* **Exercise**:
In the cross-section design passage below, rewrite the paragraph that begins "The d value can not be read" more briefly while keeping its main facts.

As shown above the μ value must be μ < 0.296 to avoid additional symmetrical reinforcement (x/d ≤ 0.45):
fyd = fyk/γs
γs = 1.15
The formulas for fcd:
fcd = αcc·(fck/γc)
where: αcc = 0.85 and γc = 1.50
The d value can not be read from the CDB but can be calculated by reading the su value
(representing d1) d = h - su.
The conditions for the calculations are:
ΣM = 0 Myd = Fc·z = Fs1·z
ΣH = 0 Fc = Fs1
// **************************************************
// * CROSS SECTION DESIGN *
// * iterating the reinforcement to get equilibrium *
// **************************************************
// declaring variables
double epss = 25;
double epsc = 0;
double Mrd = 0;
double mu = 0;
double alpha = 0;
double xi = 0;
double x = 0;
double d = h - su;
double ka = 0;
double z = 0;
double zeta = 0;
double omega = 0;
double fcd = (fck * 0.85) / 1.5;
double fyd = fy / 1.15;
double As1 = 0;
double Meds;
Meds = Med - Ned * (h / 2 - su);
// iterate the reinforcement
while (Mrd <= Meds && mu <= 0.296)

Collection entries
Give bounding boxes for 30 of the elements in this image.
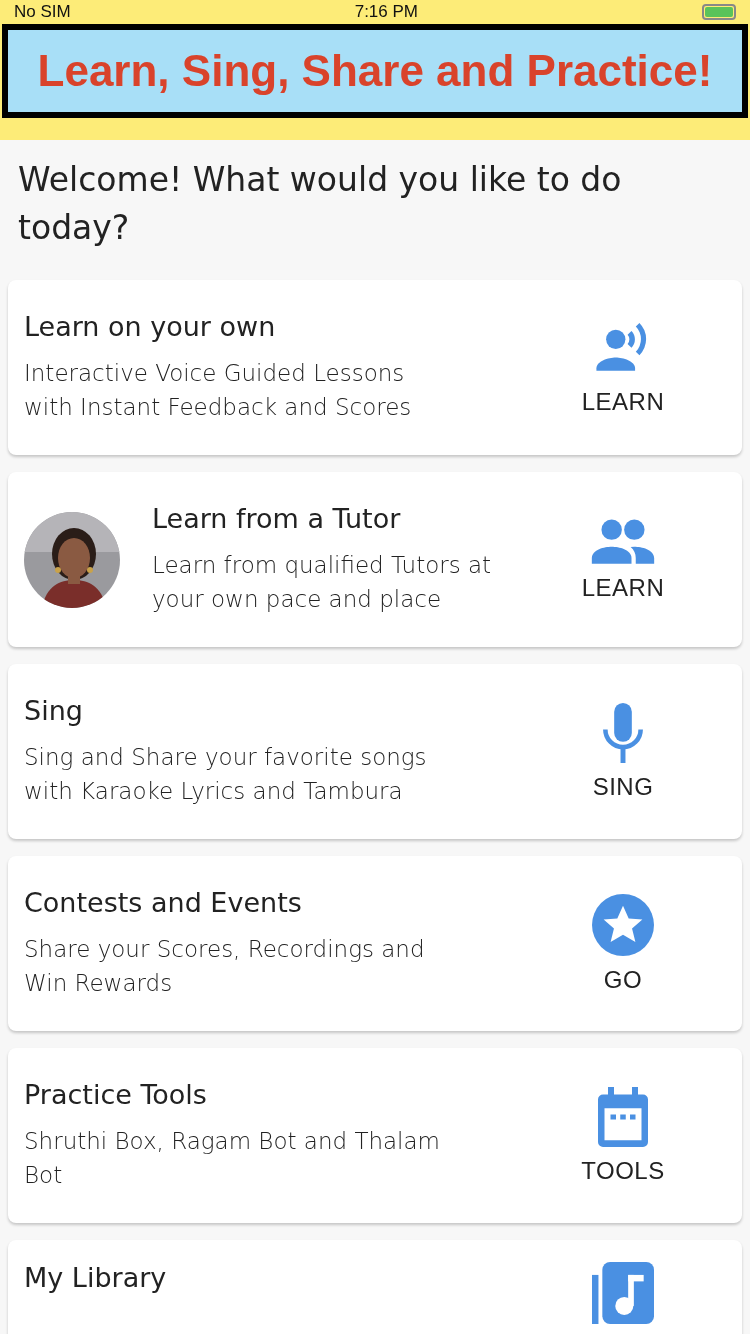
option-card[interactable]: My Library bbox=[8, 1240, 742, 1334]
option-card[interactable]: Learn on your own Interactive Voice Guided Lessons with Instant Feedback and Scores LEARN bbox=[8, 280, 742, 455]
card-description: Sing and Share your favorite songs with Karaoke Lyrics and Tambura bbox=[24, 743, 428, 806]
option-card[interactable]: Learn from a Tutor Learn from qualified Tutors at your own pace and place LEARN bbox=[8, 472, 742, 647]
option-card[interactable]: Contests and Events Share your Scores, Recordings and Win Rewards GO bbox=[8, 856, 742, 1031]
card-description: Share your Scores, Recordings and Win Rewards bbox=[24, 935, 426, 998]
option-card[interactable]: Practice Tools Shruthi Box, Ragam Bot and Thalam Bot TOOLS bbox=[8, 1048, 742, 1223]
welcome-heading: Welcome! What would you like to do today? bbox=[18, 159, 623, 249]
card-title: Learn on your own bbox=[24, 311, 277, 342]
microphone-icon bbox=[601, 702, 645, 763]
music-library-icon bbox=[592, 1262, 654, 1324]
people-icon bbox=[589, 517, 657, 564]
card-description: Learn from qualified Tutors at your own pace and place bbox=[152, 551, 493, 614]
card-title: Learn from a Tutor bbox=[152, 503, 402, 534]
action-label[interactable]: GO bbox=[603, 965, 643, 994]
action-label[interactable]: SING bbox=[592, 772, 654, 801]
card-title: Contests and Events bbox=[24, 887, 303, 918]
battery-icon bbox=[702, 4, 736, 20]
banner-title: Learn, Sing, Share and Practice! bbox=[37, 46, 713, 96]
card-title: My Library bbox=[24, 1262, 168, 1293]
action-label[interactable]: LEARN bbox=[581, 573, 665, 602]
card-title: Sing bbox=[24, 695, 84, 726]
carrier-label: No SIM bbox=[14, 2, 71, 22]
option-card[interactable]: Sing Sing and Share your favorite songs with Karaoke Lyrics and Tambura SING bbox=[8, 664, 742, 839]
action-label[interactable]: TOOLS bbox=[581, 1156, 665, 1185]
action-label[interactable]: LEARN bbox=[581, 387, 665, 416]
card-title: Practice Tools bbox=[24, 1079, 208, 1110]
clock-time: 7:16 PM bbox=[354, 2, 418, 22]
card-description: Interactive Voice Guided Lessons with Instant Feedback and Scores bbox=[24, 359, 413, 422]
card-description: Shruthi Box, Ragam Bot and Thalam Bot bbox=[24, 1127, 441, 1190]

* **Response below**:
The CDB does not provide d. Read su, which represents d1, and calculate d = h - su.